→ What is expected: Count the lines in the data below that contain the string "Functions", and reply with the number alone.

→ Dataset content:
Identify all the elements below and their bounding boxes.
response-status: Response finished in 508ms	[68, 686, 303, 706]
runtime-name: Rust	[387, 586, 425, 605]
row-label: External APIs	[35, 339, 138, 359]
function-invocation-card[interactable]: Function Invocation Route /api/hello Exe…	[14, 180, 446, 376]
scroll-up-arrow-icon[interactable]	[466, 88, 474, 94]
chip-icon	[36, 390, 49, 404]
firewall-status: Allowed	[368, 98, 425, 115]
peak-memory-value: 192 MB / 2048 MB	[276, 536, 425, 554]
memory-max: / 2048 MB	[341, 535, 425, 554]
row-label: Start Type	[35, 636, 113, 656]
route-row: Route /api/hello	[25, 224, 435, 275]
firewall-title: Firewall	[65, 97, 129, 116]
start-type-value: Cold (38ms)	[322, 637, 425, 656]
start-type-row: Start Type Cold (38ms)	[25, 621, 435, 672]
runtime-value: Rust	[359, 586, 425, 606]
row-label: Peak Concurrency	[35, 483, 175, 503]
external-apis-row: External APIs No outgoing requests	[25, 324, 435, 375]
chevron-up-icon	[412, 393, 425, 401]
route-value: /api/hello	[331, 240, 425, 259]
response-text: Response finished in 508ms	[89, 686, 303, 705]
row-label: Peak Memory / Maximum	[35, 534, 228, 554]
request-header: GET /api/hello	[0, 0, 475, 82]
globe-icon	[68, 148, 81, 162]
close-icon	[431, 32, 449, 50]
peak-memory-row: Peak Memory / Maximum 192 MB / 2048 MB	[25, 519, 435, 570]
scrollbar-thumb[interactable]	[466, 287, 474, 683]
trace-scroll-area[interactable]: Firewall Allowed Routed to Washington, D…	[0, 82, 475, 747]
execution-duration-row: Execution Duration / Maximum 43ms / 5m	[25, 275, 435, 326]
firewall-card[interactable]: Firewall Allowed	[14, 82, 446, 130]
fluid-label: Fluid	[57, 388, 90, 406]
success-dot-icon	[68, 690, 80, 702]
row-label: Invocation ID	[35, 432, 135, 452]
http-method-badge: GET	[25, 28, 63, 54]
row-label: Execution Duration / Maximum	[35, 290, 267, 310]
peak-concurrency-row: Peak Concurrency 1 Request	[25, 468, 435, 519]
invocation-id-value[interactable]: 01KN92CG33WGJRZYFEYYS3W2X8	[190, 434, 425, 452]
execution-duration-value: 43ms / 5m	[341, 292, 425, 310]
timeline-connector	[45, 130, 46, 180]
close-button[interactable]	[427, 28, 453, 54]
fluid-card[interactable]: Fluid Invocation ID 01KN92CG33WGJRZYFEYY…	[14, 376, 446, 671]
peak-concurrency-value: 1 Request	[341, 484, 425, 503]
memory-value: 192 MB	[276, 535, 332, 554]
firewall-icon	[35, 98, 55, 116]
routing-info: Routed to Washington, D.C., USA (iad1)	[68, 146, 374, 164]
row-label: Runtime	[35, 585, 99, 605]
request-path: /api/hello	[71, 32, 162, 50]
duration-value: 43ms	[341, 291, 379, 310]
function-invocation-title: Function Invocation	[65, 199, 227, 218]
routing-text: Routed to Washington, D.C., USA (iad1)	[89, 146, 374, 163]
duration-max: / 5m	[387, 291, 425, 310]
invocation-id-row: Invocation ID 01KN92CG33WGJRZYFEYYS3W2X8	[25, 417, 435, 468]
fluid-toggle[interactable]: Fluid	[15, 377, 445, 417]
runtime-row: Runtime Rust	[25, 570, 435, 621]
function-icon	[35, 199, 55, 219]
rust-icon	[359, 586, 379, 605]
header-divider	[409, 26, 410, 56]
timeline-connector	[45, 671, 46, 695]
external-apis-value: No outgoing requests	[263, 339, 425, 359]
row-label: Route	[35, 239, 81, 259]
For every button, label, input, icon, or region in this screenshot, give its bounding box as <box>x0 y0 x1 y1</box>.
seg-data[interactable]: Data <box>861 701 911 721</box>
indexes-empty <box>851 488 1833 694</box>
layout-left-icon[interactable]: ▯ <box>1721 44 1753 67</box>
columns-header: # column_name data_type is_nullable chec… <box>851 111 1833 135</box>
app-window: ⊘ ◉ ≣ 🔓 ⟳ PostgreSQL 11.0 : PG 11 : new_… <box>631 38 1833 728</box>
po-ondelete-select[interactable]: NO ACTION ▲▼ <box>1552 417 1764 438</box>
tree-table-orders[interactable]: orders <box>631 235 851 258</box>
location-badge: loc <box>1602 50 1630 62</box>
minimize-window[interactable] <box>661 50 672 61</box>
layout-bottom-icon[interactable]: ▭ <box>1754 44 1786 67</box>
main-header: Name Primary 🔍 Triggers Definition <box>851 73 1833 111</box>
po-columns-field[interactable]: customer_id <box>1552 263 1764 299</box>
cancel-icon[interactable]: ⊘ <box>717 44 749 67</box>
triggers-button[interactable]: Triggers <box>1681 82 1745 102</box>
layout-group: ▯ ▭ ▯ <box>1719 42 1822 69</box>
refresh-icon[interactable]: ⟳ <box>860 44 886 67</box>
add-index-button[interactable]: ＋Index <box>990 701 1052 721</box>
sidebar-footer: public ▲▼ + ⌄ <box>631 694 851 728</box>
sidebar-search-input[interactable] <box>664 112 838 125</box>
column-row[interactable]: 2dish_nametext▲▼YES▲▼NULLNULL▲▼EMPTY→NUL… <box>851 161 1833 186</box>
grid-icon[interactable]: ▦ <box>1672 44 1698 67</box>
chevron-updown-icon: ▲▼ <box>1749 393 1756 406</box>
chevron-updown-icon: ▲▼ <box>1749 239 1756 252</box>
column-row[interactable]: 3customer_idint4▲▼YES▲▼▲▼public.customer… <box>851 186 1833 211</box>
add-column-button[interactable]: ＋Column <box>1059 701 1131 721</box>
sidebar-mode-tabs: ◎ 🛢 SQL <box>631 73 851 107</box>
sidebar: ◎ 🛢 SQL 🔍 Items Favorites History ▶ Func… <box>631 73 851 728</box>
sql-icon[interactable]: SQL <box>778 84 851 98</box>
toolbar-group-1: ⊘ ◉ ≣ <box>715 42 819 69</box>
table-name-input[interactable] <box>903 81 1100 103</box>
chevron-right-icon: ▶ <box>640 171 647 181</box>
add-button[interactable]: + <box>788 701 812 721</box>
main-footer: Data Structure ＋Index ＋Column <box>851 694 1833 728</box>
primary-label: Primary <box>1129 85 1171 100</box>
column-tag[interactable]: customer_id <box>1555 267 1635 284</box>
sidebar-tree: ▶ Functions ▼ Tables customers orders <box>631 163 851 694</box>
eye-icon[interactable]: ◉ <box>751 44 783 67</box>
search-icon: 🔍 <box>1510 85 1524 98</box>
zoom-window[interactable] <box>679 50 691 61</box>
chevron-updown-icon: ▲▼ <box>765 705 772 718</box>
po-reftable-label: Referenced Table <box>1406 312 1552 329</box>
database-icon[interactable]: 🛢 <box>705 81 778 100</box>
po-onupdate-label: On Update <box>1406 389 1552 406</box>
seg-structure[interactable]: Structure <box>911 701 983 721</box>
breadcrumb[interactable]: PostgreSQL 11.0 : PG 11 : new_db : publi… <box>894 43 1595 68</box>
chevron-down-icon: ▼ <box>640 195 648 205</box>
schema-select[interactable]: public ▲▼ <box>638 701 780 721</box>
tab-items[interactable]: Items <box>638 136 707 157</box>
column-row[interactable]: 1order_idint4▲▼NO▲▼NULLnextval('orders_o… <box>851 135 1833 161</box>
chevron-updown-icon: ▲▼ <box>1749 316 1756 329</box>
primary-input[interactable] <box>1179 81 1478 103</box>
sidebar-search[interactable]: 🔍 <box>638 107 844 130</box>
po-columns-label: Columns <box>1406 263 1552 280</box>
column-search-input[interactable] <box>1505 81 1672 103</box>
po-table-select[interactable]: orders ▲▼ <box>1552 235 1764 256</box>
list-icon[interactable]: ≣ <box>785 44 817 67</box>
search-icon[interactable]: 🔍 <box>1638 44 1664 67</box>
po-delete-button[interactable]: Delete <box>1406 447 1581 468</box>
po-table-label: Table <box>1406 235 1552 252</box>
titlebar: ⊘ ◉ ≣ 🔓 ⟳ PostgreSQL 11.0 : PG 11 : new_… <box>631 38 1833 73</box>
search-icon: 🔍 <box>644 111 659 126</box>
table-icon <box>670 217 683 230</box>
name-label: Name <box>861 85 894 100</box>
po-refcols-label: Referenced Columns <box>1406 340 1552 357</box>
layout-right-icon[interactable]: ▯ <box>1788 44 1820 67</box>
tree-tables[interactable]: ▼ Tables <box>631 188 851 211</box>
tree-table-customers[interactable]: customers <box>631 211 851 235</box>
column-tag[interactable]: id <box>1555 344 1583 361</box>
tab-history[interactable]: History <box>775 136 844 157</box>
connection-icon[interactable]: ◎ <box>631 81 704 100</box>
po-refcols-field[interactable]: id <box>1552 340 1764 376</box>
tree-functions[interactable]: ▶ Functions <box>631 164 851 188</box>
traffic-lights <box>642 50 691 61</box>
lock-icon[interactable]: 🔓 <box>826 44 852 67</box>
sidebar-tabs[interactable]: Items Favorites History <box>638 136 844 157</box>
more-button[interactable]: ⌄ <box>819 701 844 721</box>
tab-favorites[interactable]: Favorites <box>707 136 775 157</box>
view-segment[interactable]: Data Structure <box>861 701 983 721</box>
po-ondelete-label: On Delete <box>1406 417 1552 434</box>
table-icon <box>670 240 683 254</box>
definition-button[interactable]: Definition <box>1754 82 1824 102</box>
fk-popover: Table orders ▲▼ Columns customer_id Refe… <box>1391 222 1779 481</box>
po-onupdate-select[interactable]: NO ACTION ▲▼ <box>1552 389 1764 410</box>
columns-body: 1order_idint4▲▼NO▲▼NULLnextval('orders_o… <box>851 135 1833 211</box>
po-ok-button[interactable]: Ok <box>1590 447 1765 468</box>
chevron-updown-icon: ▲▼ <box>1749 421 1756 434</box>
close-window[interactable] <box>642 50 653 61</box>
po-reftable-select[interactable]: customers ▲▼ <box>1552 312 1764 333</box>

→ Task response: 2